(Labeled box records)

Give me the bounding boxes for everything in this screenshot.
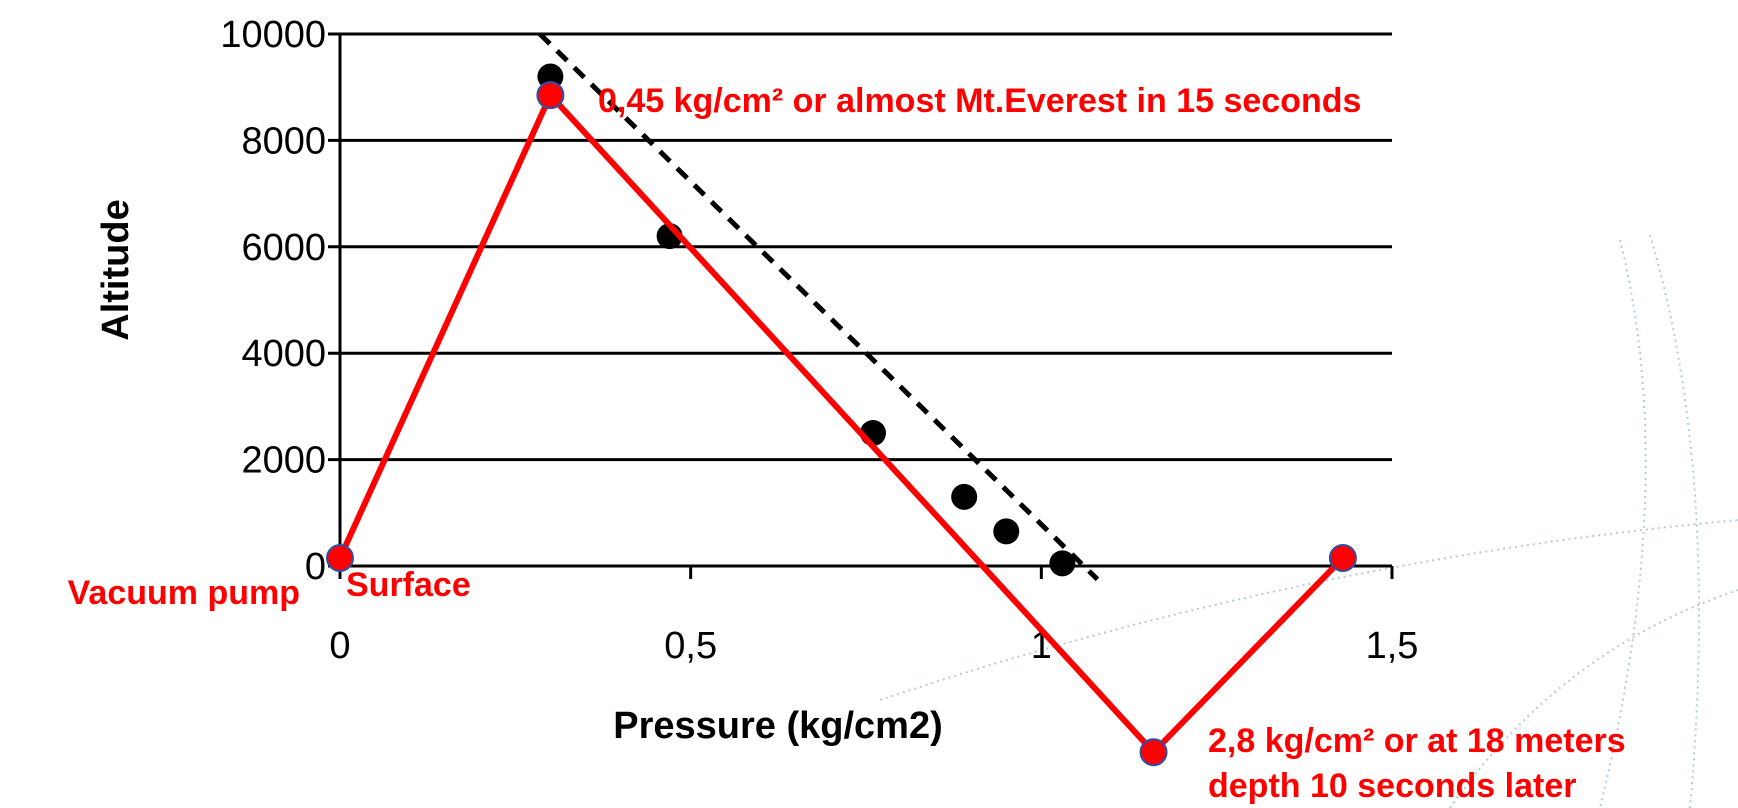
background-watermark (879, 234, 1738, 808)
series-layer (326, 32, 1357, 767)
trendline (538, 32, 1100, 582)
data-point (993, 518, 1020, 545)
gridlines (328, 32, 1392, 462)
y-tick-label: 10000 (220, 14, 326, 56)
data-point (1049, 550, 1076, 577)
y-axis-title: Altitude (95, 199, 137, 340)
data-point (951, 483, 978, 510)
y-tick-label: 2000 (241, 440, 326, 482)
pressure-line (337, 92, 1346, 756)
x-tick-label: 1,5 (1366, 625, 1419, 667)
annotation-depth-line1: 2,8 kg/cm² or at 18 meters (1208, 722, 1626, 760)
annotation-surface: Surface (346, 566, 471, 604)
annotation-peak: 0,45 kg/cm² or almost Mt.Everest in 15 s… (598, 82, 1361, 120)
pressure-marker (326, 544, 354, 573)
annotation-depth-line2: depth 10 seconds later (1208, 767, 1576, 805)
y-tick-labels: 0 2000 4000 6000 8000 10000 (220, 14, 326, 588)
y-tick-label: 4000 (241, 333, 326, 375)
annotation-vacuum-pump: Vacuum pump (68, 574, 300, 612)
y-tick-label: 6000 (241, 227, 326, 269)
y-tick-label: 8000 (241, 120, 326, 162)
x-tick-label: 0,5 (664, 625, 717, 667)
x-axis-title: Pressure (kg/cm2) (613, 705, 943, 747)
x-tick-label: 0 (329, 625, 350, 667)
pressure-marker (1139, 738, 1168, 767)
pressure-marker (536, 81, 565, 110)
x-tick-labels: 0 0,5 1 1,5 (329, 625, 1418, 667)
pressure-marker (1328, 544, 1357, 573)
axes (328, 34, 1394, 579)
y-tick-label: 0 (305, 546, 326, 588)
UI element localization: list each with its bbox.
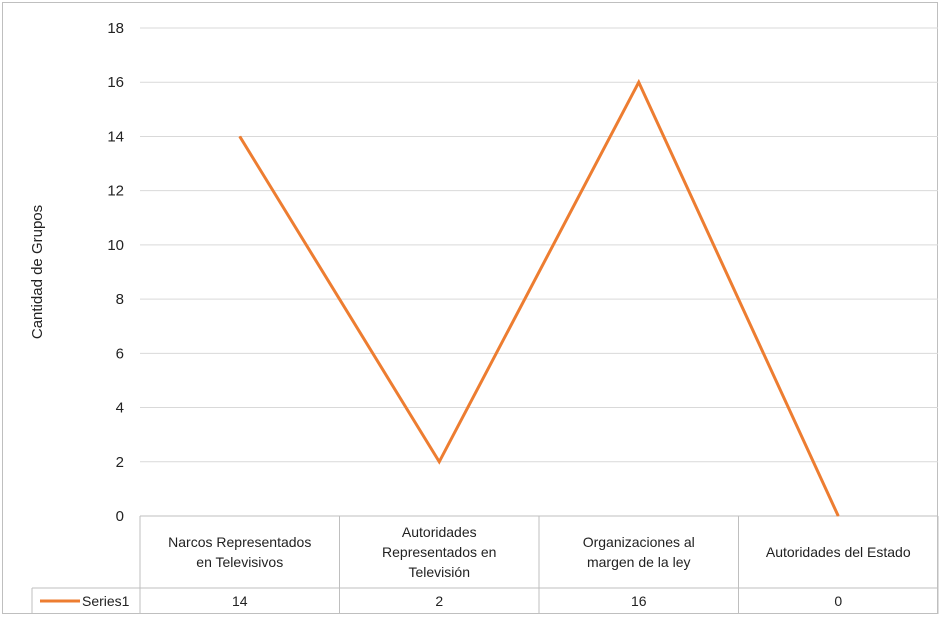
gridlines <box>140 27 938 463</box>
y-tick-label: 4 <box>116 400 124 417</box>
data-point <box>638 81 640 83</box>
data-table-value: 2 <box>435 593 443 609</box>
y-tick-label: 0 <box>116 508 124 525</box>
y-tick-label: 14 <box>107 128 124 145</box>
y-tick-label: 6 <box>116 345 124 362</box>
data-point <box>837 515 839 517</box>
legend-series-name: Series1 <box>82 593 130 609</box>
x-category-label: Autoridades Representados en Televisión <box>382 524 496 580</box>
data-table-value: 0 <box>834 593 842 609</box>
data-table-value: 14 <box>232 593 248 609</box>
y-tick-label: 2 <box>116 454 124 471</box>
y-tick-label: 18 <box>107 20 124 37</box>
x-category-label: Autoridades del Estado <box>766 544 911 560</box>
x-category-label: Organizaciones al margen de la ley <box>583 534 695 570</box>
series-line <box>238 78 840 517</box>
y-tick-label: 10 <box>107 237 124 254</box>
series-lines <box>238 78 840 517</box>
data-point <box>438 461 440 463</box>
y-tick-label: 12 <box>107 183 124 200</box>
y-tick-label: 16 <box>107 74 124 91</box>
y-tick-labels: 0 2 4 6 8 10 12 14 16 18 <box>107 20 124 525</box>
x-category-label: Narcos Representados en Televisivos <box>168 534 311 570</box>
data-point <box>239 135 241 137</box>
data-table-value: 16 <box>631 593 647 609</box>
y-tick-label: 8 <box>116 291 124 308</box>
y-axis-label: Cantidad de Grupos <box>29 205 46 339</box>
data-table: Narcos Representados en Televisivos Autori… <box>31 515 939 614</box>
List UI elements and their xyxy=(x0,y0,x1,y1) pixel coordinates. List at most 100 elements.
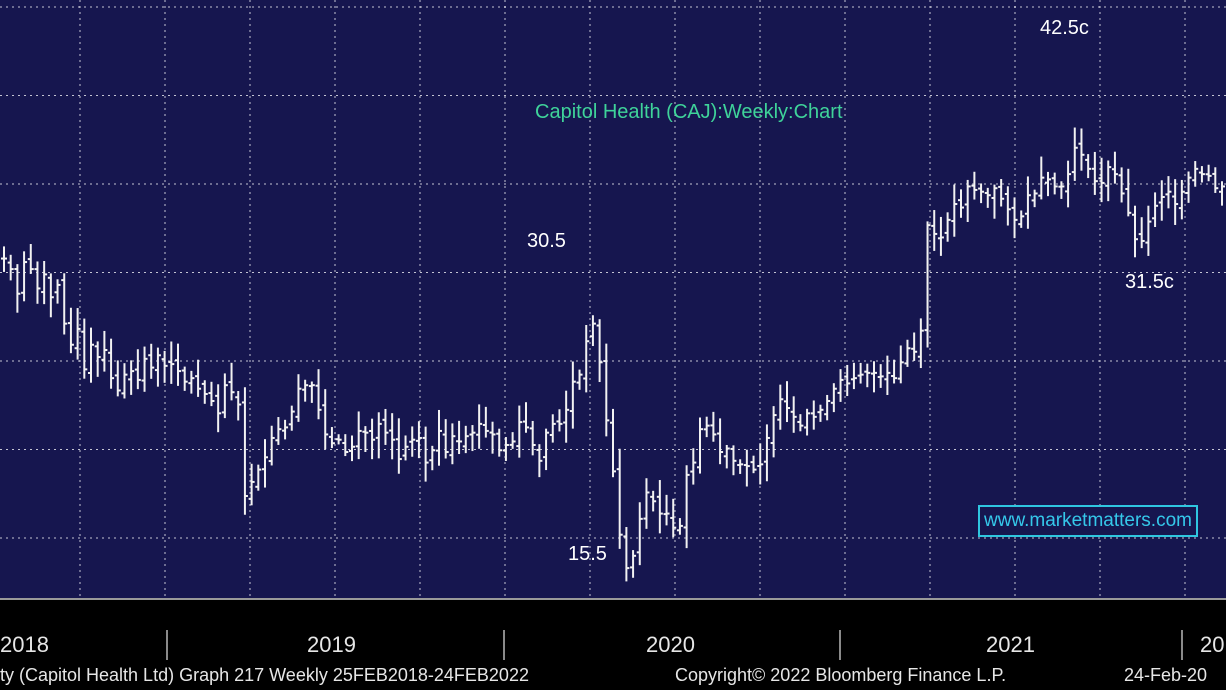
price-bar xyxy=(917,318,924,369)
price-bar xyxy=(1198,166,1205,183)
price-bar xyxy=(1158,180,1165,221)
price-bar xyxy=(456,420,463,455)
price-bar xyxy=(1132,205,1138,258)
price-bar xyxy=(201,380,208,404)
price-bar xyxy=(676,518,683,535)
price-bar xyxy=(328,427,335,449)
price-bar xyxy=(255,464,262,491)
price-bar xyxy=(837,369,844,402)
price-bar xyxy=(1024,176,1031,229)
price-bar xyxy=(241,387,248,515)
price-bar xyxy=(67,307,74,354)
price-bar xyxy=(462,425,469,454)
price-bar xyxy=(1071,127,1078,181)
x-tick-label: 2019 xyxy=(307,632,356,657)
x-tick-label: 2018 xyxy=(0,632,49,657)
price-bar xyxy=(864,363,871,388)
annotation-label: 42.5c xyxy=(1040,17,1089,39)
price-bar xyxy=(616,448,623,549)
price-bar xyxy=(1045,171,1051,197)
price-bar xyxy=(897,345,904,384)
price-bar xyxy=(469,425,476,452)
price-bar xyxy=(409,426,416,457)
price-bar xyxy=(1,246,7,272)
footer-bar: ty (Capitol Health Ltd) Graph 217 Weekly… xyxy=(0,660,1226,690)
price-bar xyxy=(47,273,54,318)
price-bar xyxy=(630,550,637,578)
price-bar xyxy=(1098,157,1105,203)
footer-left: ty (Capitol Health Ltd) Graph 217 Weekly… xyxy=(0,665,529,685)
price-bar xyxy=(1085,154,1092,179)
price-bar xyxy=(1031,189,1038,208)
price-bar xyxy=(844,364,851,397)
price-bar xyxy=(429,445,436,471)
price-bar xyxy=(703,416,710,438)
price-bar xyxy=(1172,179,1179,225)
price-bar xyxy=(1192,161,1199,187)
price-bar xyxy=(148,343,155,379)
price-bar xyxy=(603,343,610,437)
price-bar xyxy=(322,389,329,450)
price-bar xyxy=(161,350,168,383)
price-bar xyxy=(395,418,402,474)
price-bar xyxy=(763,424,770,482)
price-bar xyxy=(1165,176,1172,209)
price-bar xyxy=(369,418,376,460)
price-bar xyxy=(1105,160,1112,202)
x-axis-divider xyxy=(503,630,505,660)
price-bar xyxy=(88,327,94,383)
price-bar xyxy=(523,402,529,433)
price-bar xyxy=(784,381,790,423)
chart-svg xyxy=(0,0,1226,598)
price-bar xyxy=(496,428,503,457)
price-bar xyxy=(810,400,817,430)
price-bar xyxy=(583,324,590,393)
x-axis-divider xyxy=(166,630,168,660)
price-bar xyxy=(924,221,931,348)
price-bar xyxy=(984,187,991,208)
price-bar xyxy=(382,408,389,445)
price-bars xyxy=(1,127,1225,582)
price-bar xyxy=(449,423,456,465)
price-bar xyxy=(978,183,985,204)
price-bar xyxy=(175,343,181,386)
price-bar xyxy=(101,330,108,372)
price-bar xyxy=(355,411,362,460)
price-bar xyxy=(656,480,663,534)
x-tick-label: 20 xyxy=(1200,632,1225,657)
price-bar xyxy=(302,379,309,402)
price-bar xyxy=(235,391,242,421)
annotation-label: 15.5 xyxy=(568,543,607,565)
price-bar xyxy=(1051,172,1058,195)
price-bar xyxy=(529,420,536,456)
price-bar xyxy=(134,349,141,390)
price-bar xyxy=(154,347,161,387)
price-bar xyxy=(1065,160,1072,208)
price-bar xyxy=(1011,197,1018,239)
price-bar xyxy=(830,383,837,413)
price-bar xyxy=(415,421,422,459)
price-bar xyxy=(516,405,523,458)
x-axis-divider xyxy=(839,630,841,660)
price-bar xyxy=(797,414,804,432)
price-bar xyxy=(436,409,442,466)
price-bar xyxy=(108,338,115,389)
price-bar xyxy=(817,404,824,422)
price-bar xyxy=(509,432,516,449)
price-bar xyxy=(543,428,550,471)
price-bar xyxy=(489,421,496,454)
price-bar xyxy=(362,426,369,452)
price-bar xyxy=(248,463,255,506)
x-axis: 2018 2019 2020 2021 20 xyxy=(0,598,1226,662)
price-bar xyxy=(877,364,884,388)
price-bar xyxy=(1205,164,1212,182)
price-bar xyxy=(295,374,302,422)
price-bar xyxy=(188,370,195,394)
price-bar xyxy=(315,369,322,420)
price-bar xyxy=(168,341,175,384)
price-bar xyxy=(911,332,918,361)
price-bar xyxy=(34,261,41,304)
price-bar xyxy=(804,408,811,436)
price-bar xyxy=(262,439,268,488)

...

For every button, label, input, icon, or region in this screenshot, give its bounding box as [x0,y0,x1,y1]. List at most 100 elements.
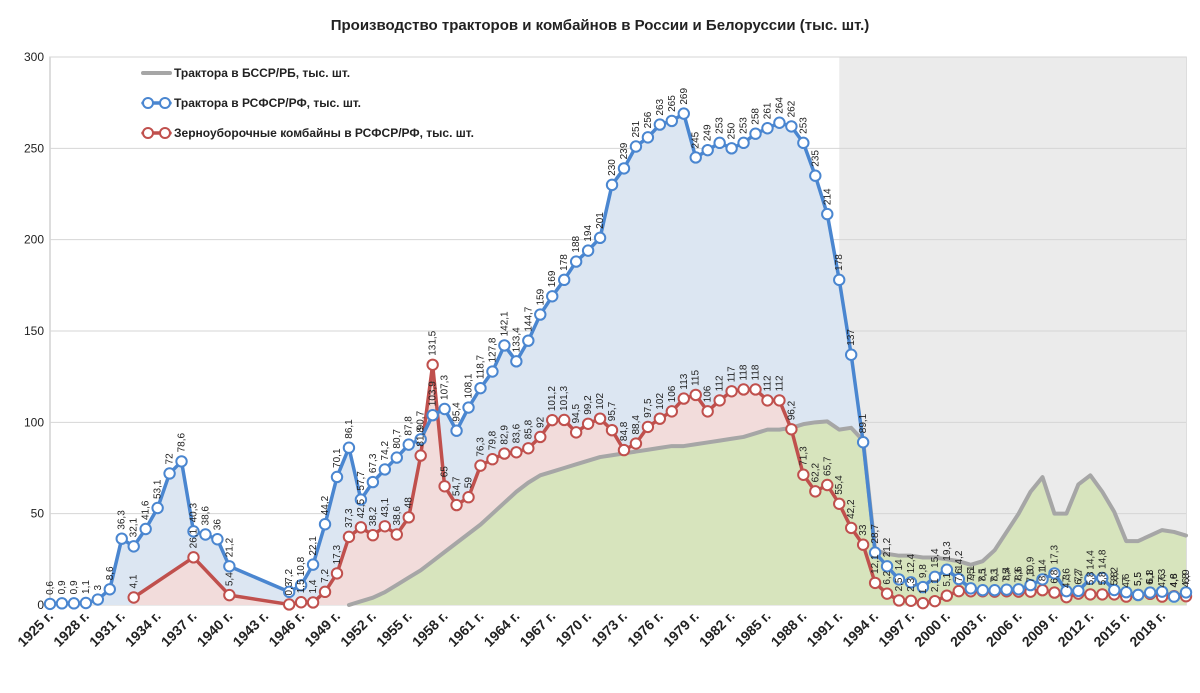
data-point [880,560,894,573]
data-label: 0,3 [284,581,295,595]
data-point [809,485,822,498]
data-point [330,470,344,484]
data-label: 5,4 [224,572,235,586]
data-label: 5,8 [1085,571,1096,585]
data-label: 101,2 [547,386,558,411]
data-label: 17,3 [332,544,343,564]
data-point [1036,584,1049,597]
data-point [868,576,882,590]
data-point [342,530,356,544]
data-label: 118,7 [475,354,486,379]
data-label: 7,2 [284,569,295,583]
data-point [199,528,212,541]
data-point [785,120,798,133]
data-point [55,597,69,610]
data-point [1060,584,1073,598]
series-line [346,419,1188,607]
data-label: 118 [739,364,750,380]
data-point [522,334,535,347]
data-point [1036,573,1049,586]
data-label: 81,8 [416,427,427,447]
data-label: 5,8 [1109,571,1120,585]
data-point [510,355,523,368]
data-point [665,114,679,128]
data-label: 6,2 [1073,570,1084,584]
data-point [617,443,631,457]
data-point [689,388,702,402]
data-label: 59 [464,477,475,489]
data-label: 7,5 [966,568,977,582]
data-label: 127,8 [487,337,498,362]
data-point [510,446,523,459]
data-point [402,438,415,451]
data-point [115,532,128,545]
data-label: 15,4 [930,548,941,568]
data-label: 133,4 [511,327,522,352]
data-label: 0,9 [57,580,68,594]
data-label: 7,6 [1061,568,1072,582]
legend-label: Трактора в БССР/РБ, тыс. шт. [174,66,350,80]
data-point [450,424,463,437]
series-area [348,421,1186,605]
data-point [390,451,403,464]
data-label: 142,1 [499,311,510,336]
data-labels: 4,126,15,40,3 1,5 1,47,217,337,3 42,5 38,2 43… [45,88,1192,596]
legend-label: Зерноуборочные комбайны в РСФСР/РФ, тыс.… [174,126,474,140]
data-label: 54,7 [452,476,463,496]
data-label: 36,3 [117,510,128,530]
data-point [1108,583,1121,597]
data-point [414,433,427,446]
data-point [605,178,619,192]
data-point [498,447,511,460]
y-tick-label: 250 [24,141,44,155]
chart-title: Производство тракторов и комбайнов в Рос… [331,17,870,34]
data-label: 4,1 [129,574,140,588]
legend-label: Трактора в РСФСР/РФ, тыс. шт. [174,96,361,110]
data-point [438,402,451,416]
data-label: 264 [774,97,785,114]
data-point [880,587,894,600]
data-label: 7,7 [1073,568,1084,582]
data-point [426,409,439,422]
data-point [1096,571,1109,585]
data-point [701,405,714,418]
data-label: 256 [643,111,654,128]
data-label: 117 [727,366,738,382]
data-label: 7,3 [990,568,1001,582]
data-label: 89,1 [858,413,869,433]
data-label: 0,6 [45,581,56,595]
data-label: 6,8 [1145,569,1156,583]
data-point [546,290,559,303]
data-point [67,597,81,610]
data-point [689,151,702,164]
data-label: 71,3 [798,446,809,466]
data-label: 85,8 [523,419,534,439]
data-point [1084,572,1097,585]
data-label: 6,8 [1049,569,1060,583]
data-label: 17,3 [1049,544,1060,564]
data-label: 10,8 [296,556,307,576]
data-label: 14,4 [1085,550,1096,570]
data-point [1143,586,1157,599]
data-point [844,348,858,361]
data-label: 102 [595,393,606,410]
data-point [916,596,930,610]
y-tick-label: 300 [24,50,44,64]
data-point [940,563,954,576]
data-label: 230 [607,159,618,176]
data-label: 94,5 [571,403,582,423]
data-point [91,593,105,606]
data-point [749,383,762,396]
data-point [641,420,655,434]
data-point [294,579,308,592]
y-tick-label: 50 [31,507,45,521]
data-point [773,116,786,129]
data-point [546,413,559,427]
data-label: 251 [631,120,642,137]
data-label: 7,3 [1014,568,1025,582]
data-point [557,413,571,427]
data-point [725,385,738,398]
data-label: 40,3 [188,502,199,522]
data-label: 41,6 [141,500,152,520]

[Set exercise]
Give the lines of the listing from the line holding "data-point [880,560,894,573]" through the line holding "data-point [115,532,128,545]", inclusive, as a numbered list, omitting any blank lines.

[Solution to the problem]
1. data-point [880,560,894,573]
2. data-label: 0,3 [284,581,295,595]
3. data-point [809,485,822,498]
4. data-point [330,470,344,484]
5. data-label: 5,4 [224,572,235,586]
6. data-label: 5,8 [1085,571,1096,585]
7. data-label: 101,2 [547,386,558,411]
8. data-label: 17,3 [332,544,343,564]
9. data-point [1036,584,1049,597]
10. data-point [868,576,882,590]
11. data-point [342,530,356,544]
12. data-label: 118,7 [475,354,486,379]
13. data-label: 7,2 [284,569,295,583]
14. data-point [199,528,212,541]
15. data-point [785,120,798,133]
16. data-point [55,597,69,610]
17. data-point [1060,584,1073,598]
18. series-line [346,419,1188,607]
19. data-label: 118 [739,364,750,380]
20. data-point [522,334,535,347]
21. data-point [1036,573,1049,586]
22. data-label: 81,8 [416,427,427,447]
23. data-label: 5,8 [1109,571,1120,585]
24. data-point [510,355,523,368]
25. data-point [665,114,679,128]
26. data-label: 6,2 [1073,570,1084,584]
27. data-point [617,443,631,457]
28. data-point [689,388,702,402]
29. data-label: 59 [464,477,475,489]
30. data-label: 7,5 [966,568,977,582]
31. data-label: 127,8 [487,337,498,362]
32. data-point [510,446,523,459]
33. data-point [402,438,415,451]
34. data-point [115,532,128,545]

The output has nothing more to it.